- _Texte fourni_:
---

![]() |
26 février 1998 ![]() |
Il y a ceux qui meurent au bout d'un an ou deux du sida, terrassés par cette peste des temps modernes qui ne pardonne généralement pas. Mais il y a également les autres, diagnostiqués séropositifs depuis dix ans ou plus, qui continuent de vivre, malgré cet épée de Damoclès suspendue au-dessus de leur tête. Ce sont ces survivants, aussi appelés long-term survivors (LTS) que Nancy Côté a choisi d'étudier, dans son mémoire de maîtrise supervisé par Marc-André Lessard, du Département de sociologie. Dans sa recherche, elle a tenté de comprendre comment se construisait et évoluait la réalité de la vie quotidienne de ces véritables miraculés du sida, à qui la vie s'accroche, et ce, sans que la recherche scientifique puisse encore apporter d'explications au phénomène. Pour ce faire, elle a mené des entrevues auprès de neuf hommes fréquentant Miels-Québec, un organisme venant en aide aux personnes atteintes du sida.

---

- _Problème à résoudre_:
D'après le texte fourni, auprès de combien d'hommes Nancy Côté a-t-elle mené des entrevues pour sa recherche ?

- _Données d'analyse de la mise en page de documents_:
---

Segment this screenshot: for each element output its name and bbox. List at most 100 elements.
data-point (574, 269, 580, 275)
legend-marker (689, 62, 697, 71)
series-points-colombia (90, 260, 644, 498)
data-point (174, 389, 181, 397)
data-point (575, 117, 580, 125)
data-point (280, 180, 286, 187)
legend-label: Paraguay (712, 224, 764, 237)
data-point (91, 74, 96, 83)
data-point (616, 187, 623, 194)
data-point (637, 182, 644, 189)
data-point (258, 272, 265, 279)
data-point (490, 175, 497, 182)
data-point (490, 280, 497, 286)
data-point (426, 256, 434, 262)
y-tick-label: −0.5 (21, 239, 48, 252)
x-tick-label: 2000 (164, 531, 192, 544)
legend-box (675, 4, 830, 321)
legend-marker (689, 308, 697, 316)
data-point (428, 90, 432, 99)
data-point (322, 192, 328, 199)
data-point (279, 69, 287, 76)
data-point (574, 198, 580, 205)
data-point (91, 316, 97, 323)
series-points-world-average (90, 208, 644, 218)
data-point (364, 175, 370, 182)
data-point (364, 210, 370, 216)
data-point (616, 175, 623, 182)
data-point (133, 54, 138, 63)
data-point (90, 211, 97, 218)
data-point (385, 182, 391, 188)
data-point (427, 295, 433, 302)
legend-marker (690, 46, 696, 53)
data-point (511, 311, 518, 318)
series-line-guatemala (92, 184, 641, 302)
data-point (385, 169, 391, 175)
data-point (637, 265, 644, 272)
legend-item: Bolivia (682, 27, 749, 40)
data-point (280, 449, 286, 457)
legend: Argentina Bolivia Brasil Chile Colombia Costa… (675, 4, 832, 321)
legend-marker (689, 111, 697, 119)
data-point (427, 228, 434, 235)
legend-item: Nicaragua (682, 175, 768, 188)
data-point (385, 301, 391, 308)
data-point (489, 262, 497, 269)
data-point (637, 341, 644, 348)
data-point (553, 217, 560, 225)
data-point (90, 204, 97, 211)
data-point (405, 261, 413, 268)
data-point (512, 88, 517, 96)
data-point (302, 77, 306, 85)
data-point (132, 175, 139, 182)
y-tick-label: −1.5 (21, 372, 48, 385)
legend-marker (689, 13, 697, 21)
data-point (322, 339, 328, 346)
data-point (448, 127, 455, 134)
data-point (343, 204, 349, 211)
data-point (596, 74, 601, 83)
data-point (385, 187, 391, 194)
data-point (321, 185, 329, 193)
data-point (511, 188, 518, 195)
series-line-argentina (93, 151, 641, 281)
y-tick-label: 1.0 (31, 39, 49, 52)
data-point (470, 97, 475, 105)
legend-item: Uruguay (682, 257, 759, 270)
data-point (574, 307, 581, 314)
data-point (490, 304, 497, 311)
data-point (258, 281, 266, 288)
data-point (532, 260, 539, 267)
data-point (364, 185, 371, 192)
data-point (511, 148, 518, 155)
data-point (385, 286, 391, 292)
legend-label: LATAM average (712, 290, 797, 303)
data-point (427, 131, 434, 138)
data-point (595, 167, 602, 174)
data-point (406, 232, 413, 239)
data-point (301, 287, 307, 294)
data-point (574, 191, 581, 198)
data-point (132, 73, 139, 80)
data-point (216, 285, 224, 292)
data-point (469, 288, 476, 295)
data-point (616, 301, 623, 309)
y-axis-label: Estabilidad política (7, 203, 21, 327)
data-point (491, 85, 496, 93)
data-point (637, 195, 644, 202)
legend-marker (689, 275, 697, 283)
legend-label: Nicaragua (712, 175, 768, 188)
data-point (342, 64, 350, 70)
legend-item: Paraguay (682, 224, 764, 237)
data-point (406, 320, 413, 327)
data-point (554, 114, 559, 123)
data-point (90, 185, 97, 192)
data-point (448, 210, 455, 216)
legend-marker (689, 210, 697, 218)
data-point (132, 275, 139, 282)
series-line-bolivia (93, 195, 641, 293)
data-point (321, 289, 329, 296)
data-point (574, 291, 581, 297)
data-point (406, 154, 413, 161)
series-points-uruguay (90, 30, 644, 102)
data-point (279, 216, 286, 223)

---

- _Résultat_:
Auprès de neuf hommes fréquentant Miels-Québec.